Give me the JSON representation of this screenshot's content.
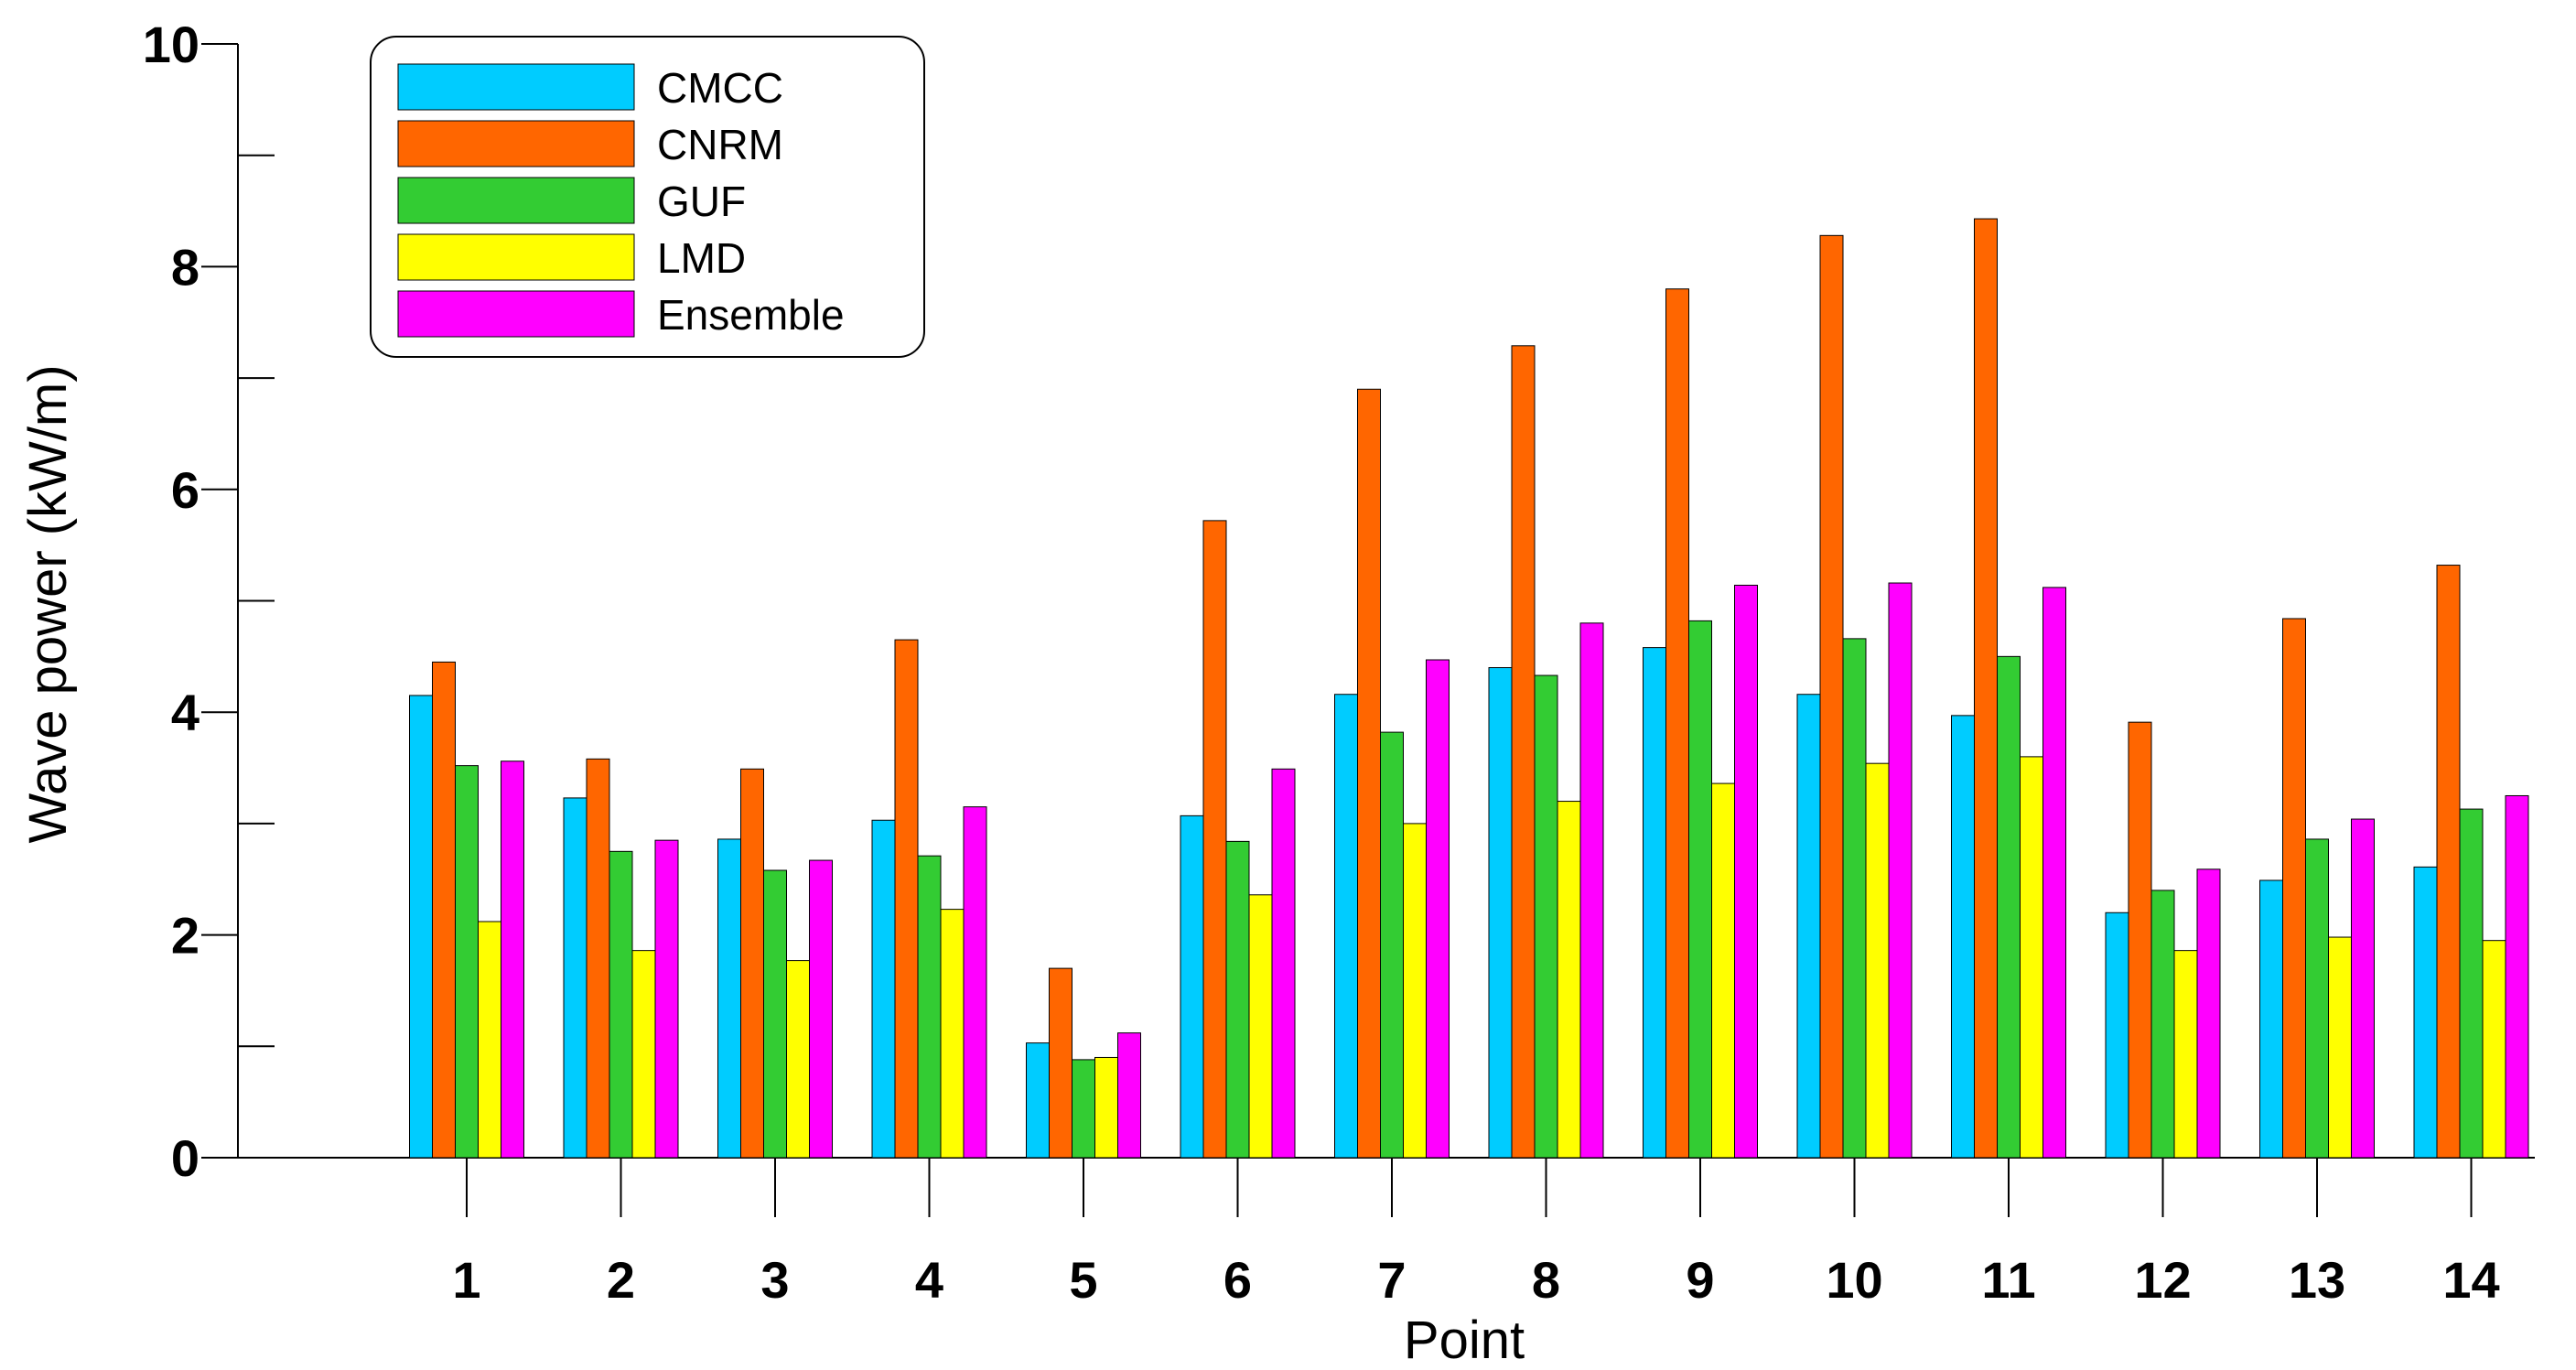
{
  "chart_data": {
    "type": "bar",
    "xlabel": "Point",
    "ylabel": "Wave power (kW/m)",
    "ylim": [
      0,
      10
    ],
    "y_major_ticks": [
      0,
      2,
      4,
      6,
      8,
      10
    ],
    "y_minor_ticks": [
      1,
      3,
      5,
      7,
      9
    ],
    "categories": [
      "1",
      "2",
      "3",
      "4",
      "5",
      "6",
      "7",
      "8",
      "9",
      "10",
      "11",
      "12",
      "13",
      "14"
    ],
    "series": [
      {
        "name": "CMCC",
        "color": "#00CCFF",
        "values": [
          4.15,
          3.23,
          2.86,
          3.03,
          1.03,
          3.07,
          4.16,
          4.4,
          4.58,
          4.16,
          3.97,
          2.2,
          2.49,
          2.61
        ]
      },
      {
        "name": "CNRM",
        "color": "#FF6600",
        "values": [
          4.45,
          3.58,
          3.49,
          4.65,
          1.7,
          5.72,
          6.9,
          7.29,
          7.8,
          8.28,
          8.43,
          3.91,
          4.84,
          5.32
        ]
      },
      {
        "name": "GUF",
        "color": "#33CC33",
        "values": [
          3.52,
          2.75,
          2.58,
          2.71,
          0.88,
          2.84,
          3.82,
          4.33,
          4.82,
          4.66,
          4.5,
          2.4,
          2.86,
          3.13
        ]
      },
      {
        "name": "LMD",
        "color": "#FFFF00",
        "values": [
          2.12,
          1.86,
          1.77,
          2.23,
          0.9,
          2.36,
          3.0,
          3.2,
          3.36,
          3.54,
          3.6,
          1.86,
          1.98,
          1.95
        ]
      },
      {
        "name": "Ensemble",
        "color": "#FF00FF",
        "values": [
          3.56,
          2.85,
          2.67,
          3.15,
          1.12,
          3.49,
          4.47,
          4.8,
          5.14,
          5.16,
          5.12,
          2.59,
          3.04,
          3.25
        ]
      }
    ],
    "legend_position": "top-left",
    "grid": false
  }
}
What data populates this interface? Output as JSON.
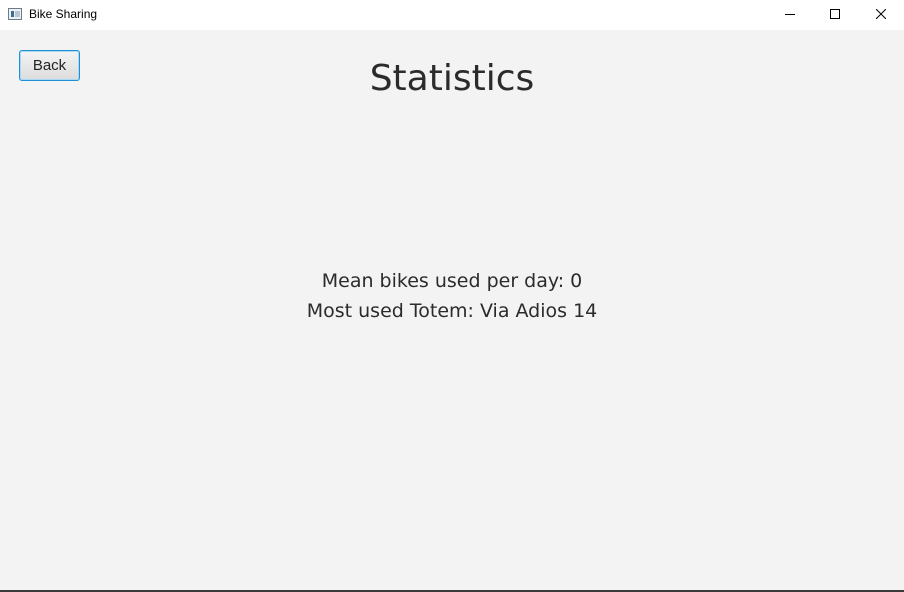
{
  "window": {
    "title": "Bike Sharing",
    "controls": [
      "minimize-icon",
      "maximize-icon",
      "close-icon"
    ]
  },
  "toolbar": {
    "back_label": "Back"
  },
  "main": {
    "title": "Statistics",
    "mean_bikes_text": "Mean bikes used per day: 0",
    "most_used_totem_text": "Most used Totem: Via Adios 14"
  },
  "colors": {
    "background": "#f3f3f3",
    "titlebar": "#ffffff",
    "text": "#2b2b2b",
    "button_focus_border": "#1e90d4"
  }
}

####

— SET EXERCISE —
Make an exact copy of all entries above, dropping the images.

— CORRECT OUTPUT —
Give me the JSON representation of this screenshot's content.
{
  "chart_data": {
    "type": "bar",
    "xlabel": "Point",
    "ylabel": "Wave power (kW/m)",
    "ylim": [
      0,
      10
    ],
    "y_major_ticks": [
      0,
      2,
      4,
      6,
      8,
      10
    ],
    "y_minor_ticks": [
      1,
      3,
      5,
      7,
      9
    ],
    "categories": [
      "1",
      "2",
      "3",
      "4",
      "5",
      "6",
      "7",
      "8",
      "9",
      "10",
      "11",
      "12",
      "13",
      "14"
    ],
    "series": [
      {
        "name": "CMCC",
        "color": "#00CCFF",
        "values": [
          4.15,
          3.23,
          2.86,
          3.03,
          1.03,
          3.07,
          4.16,
          4.4,
          4.58,
          4.16,
          3.97,
          2.2,
          2.49,
          2.61
        ]
      },
      {
        "name": "CNRM",
        "color": "#FF6600",
        "values": [
          4.45,
          3.58,
          3.49,
          4.65,
          1.7,
          5.72,
          6.9,
          7.29,
          7.8,
          8.28,
          8.43,
          3.91,
          4.84,
          5.32
        ]
      },
      {
        "name": "GUF",
        "color": "#33CC33",
        "values": [
          3.52,
          2.75,
          2.58,
          2.71,
          0.88,
          2.84,
          3.82,
          4.33,
          4.82,
          4.66,
          4.5,
          2.4,
          2.86,
          3.13
        ]
      },
      {
        "name": "LMD",
        "color": "#FFFF00",
        "values": [
          2.12,
          1.86,
          1.77,
          2.23,
          0.9,
          2.36,
          3.0,
          3.2,
          3.36,
          3.54,
          3.6,
          1.86,
          1.98,
          1.95
        ]
      },
      {
        "name": "Ensemble",
        "color": "#FF00FF",
        "values": [
          3.56,
          2.85,
          2.67,
          3.15,
          1.12,
          3.49,
          4.47,
          4.8,
          5.14,
          5.16,
          5.12,
          2.59,
          3.04,
          3.25
        ]
      }
    ],
    "legend_position": "top-left",
    "grid": false
  }
}
What data populates this interface? Output as JSON.
{
  "window": {
    "title": "Bike Sharing",
    "controls": [
      "minimize-icon",
      "maximize-icon",
      "close-icon"
    ]
  },
  "toolbar": {
    "back_label": "Back"
  },
  "main": {
    "title": "Statistics",
    "mean_bikes_text": "Mean bikes used per day: 0",
    "most_used_totem_text": "Most used Totem: Via Adios 14"
  },
  "colors": {
    "background": "#f3f3f3",
    "titlebar": "#ffffff",
    "text": "#2b2b2b",
    "button_focus_border": "#1e90d4"
  }
}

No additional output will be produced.